Written exercise:
Transcribe the whole listing below without changing a word, but leave out every image.
##### Given entries #####
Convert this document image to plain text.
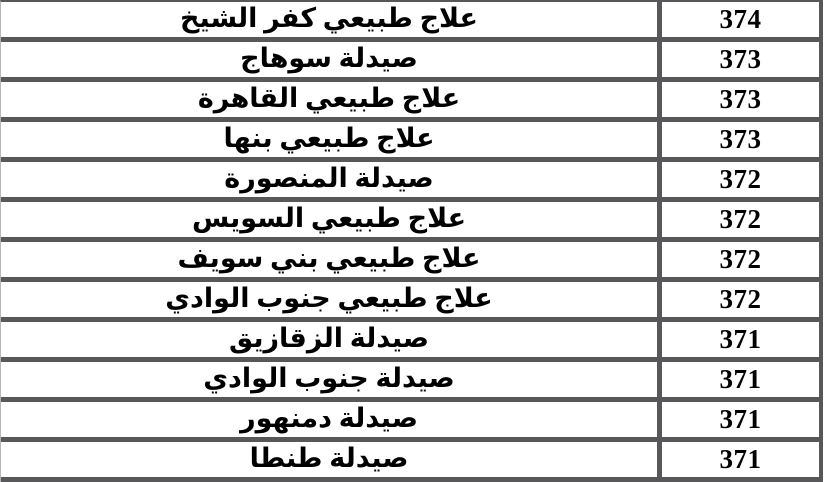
علاج طبيعي كفر الشيخ	374
صيدلة سوهاج	373
علاج طبيعي القاهرة	373
علاج طبيعي بنها	373
صيدلة المنصورة	372
علاج طبيعي السويس	372
علاج طبيعي بني سويف	372
علاج طبيعي جنوب الوادي	372
صيدلة الزقازيق	371
صيدلة جنوب الوادي	371
صيدلة دمنهور	371
صيدلة طنطا	371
#####
Answer to this task:
Convert this document image to plain text.
علاج طبيعي كفر الشيخ	374
صيدلة سوهاج	373
علاج طبيعي القاهرة	373
علاج طبيعي بنها	373
صيدلة المنصورة	372
علاج طبيعي السويس	372
علاج طبيعي بني سويف	372
علاج طبيعي جنوب الوادي	372
صيدلة الزقازيق	371
صيدلة جنوب الوادي	371
صيدلة دمنهور	371
صيدلة طنطا	371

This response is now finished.